[Collected data]
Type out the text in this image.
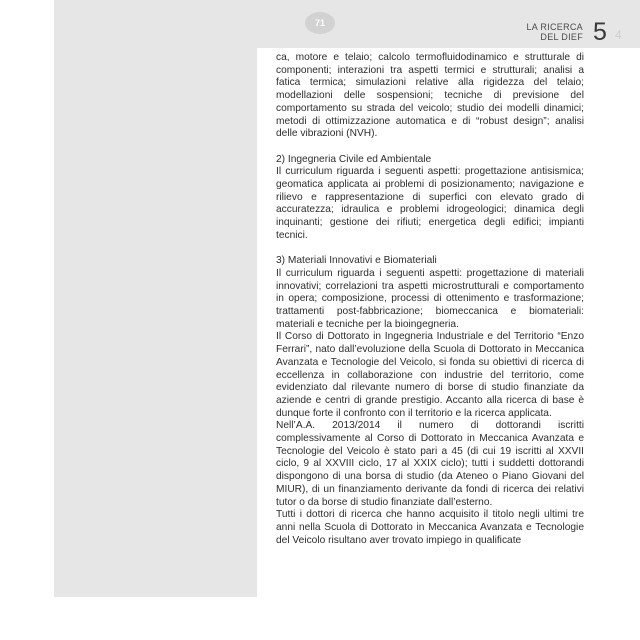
71	LA RICERCA
DEL DIEF 5 4

ca, motore e telaio; calcolo termofluidodinamico e strutturale di componenti; interazioni tra aspetti termici e strutturali; analisi a fatica termica; simulazioni relative alla rigidezza del telaio; modellazioni delle sospensioni; tecniche di previsione del comportamento su strada del veicolo; studio dei modelli dinamici; metodi di ottimizzazione automatica e di “robust design”; analisi delle vibrazioni (NVH).

2) Ingegneria Civile ed Ambientale

Il curriculum riguarda i seguenti aspetti: progettazione antisismica; geomatica applicata ai problemi di posizionamento; navigazione e rilievo e rappresentazione di superfici con elevato grado di accuratezza; idraulica e problemi idrogeologici; dinamica degli inquinanti; gestione dei rifiuti; energetica degli edifici; impianti tecnici.

3) Materiali Innovativi e Biomateriali

Il curriculum riguarda i seguenti aspetti: progettazione di materiali innovativi; correlazioni tra aspetti microstrutturali e comportamento in opera; composizione, processi di ottenimento e trasformazione; trattamenti post-fabbricazione; biomeccanica e biomateriali: materiali e tecniche per la bioingegneria.

Il Corso di Dottorato in Ingegneria Industriale e del Territorio “Enzo Ferrari”, nato dall’evoluzione della Scuola di Dottorato in Meccanica Avanzata e Tecnologie del Veicolo, si fonda su obiettivi di ricerca di eccellenza in collaborazione con industrie del territorio, come evidenziato dal rilevante numero di borse di studio finanziate da aziende e centri di grande prestigio. Accanto alla ricerca di base è dunque forte il confronto con il territorio e la ricerca applicata.

Nell’A.A. 2013/2014 il numero di dottorandi iscritti complessivamente al Corso di Dottorato in Meccanica Avanzata e Tecnologie del Veicolo è stato pari a 45 (di cui 19 iscritti al XXVII ciclo, 9 al XXVIII ciclo, 17 al XXIX ciclo); tutti i suddetti dottorandi dispongono di una borsa di studio (da Ateneo o Piano Giovani del MIUR), di un finanziamento derivante da fondi di ricerca dei relativi tutor o da borse di studio finanziate dall’esterno.

Tutti i dottori di ricerca che hanno acquisito il titolo negli ultimi tre anni nella Scuola di Dottorato in Meccanica Avanzata e Tecnologie del Veicolo risultano aver trovato impiego in qualificate
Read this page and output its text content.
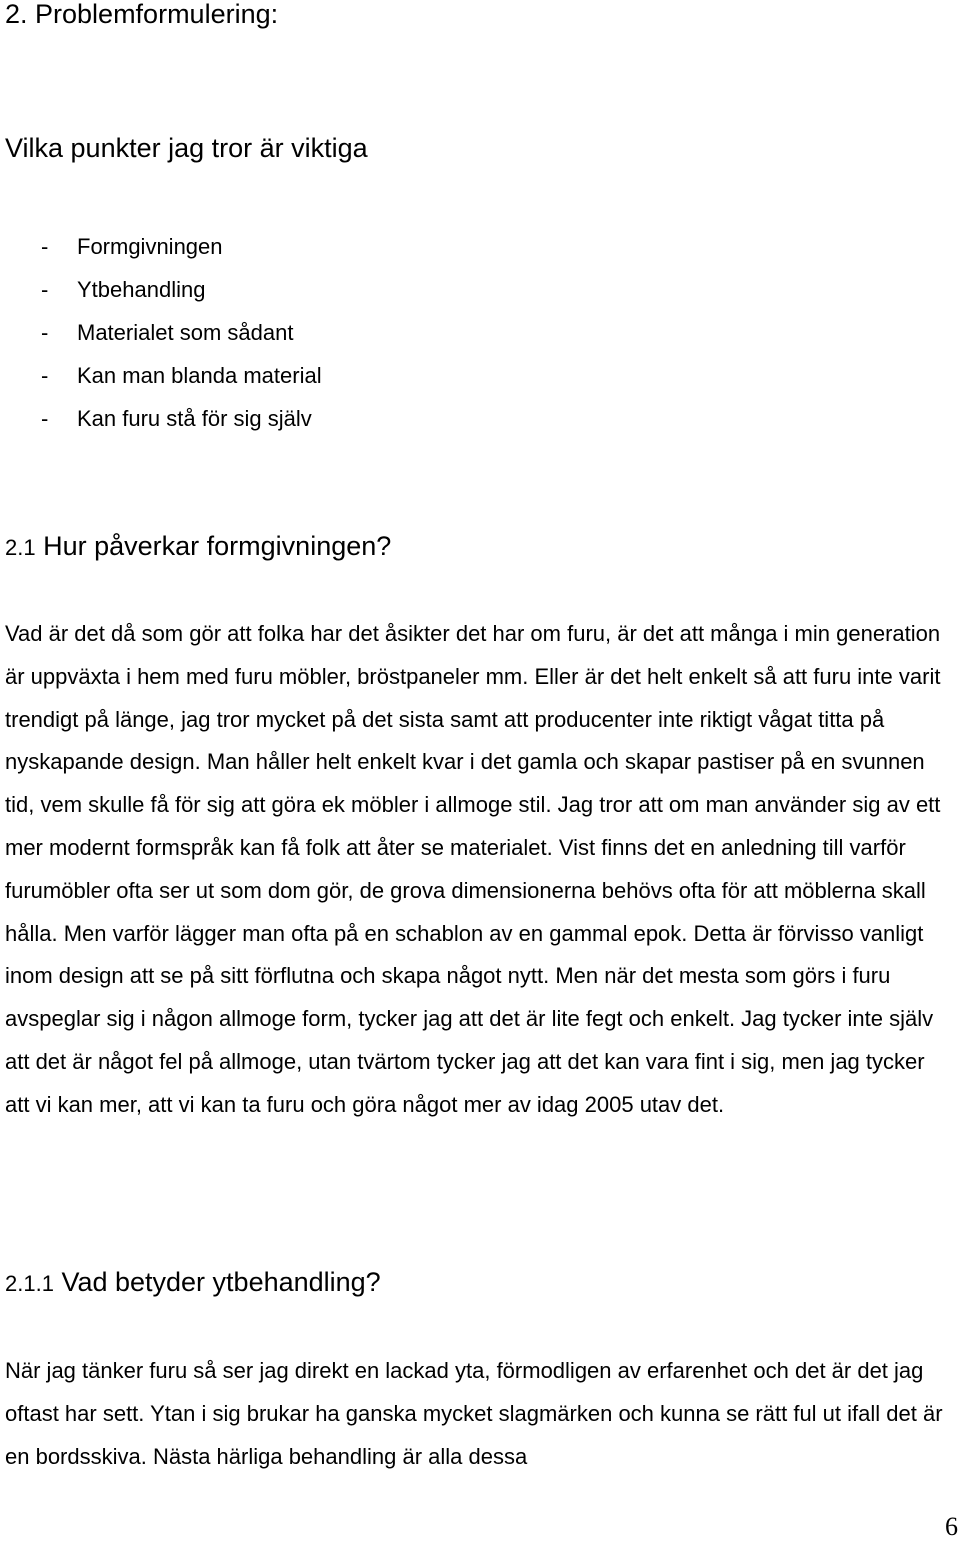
2. Problemformulering:
Vilka punkter jag tror är viktiga
- Formgivningen
- Ytbehandling
- Materialet som sådant
- Kan man blanda material
- Kan furu stå för sig själv
2.1 Hur påverkar formgivningen?

Vad är det då som gör att folka har det åsikter det har om furu, är det att många i min generation är uppväxta i hem med furu möbler, bröstpaneler mm. Eller är det helt enkelt så att furu inte varit trendigt på länge, jag tror mycket på det sista samt att producenter inte riktigt vågat titta på nyskapande design. Man håller helt enkelt kvar i det gamla och skapar pastiser på en svunnen tid, vem skulle få för sig att göra ek möbler i allmoge stil. Jag tror att om man använder sig av ett mer modernt formspråk kan få folk att åter se materialet. Vist finns det en anledning till varför furumöbler ofta ser ut som dom gör, de grova dimensionerna behövs ofta för att möblerna skall hålla. Men varför lägger man ofta på en schablon av en gammal epok. Detta är förvisso vanligt inom design att se på sitt förflutna och skapa något nytt. Men när det mesta som görs i furu avspeglar sig i någon allmoge form, tycker jag att det är lite fegt och enkelt. Jag tycker inte själv att det är något fel på allmoge, utan tvärtom tycker jag att det kan vara fint i sig, men jag tycker att vi kan mer, att vi kan ta furu och göra något mer av idag 2005 utav det.

2.1.1 Vad betyder ytbehandling?

När jag tänker furu så ser jag direkt en lackad yta, förmodligen av erfarenhet och det är det jag oftast har sett. Ytan i sig brukar ha ganska mycket slagmärken och kunna se rätt ful ut ifall det är en bordsskiva. Nästa härliga behandling är alla dessa

6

• _WHAT YOU HAVE TO DO_: Without the pictures, print the whole listing exactly as given.

• _SOLUTION FOR THIS PROBLEM_:
Type out the text in this image.
71	LA RICERCA
DEL DIEF 5 4

ca, motore e telaio; calcolo termofluidodinamico e strutturale di componenti; interazioni tra aspetti termici e strutturali; analisi a fatica termica; simulazioni relative alla rigidezza del telaio; modellazioni delle sospensioni; tecniche di previsione del comportamento su strada del veicolo; studio dei modelli dinamici; metodi di ottimizzazione automatica e di “robust design”; analisi delle vibrazioni (NVH).

2) Ingegneria Civile ed Ambientale

Il curriculum riguarda i seguenti aspetti: progettazione antisismica; geomatica applicata ai problemi di posizionamento; navigazione e rilievo e rappresentazione di superfici con elevato grado di accuratezza; idraulica e problemi idrogeologici; dinamica degli inquinanti; gestione dei rifiuti; energetica degli edifici; impianti tecnici.

3) Materiali Innovativi e Biomateriali

Il curriculum riguarda i seguenti aspetti: progettazione di materiali innovativi; correlazioni tra aspetti microstrutturali e comportamento in opera; composizione, processi di ottenimento e trasformazione; trattamenti post-fabbricazione; biomeccanica e biomateriali: materiali e tecniche per la bioingegneria.

Il Corso di Dottorato in Ingegneria Industriale e del Territorio “Enzo Ferrari”, nato dall’evoluzione della Scuola di Dottorato in Meccanica Avanzata e Tecnologie del Veicolo, si fonda su obiettivi di ricerca di eccellenza in collaborazione con industrie del territorio, come evidenziato dal rilevante numero di borse di studio finanziate da aziende e centri di grande prestigio. Accanto alla ricerca di base è dunque forte il confronto con il territorio e la ricerca applicata.

Nell’A.A. 2013/2014 il numero di dottorandi iscritti complessivamente al Corso di Dottorato in Meccanica Avanzata e Tecnologie del Veicolo è stato pari a 45 (di cui 19 iscritti al XXVII ciclo, 9 al XXVIII ciclo, 17 al XXIX ciclo); tutti i suddetti dottorandi dispongono di una borsa di studio (da Ateneo o Piano Giovani del MIUR), di un finanziamento derivante da fondi di ricerca dei relativi tutor o da borse di studio finanziate dall’esterno.

Tutti i dottori di ricerca che hanno acquisito il titolo negli ultimi tre anni nella Scuola di Dottorato in Meccanica Avanzata e Tecnologie del Veicolo risultano aver trovato impiego in qualificate
Read this page and output its text content.
2. Problemformulering:
Vilka punkter jag tror är viktiga
- Formgivningen
- Ytbehandling
- Materialet som sådant
- Kan man blanda material
- Kan furu stå för sig själv
2.1 Hur påverkar formgivningen?

Vad är det då som gör att folka har det åsikter det har om furu, är det att många i min generation är uppväxta i hem med furu möbler, bröstpaneler mm. Eller är det helt enkelt så att furu inte varit trendigt på länge, jag tror mycket på det sista samt att producenter inte riktigt vågat titta på nyskapande design. Man håller helt enkelt kvar i det gamla och skapar pastiser på en svunnen tid, vem skulle få för sig att göra ek möbler i allmoge stil. Jag tror att om man använder sig av ett mer modernt formspråk kan få folk att åter se materialet. Vist finns det en anledning till varför furumöbler ofta ser ut som dom gör, de grova dimensionerna behövs ofta för att möblerna skall hålla. Men varför lägger man ofta på en schablon av en gammal epok. Detta är förvisso vanligt inom design att se på sitt förflutna och skapa något nytt. Men när det mesta som görs i furu avspeglar sig i någon allmoge form, tycker jag att det är lite fegt och enkelt. Jag tycker inte själv att det är något fel på allmoge, utan tvärtom tycker jag att det kan vara fint i sig, men jag tycker att vi kan mer, att vi kan ta furu och göra något mer av idag 2005 utav det.

2.1.1 Vad betyder ytbehandling?

När jag tänker furu så ser jag direkt en lackad yta, förmodligen av erfarenhet och det är det jag oftast har sett. Ytan i sig brukar ha ganska mycket slagmärken och kunna se rätt ful ut ifall det är en bordsskiva. Nästa härliga behandling är alla dessa

6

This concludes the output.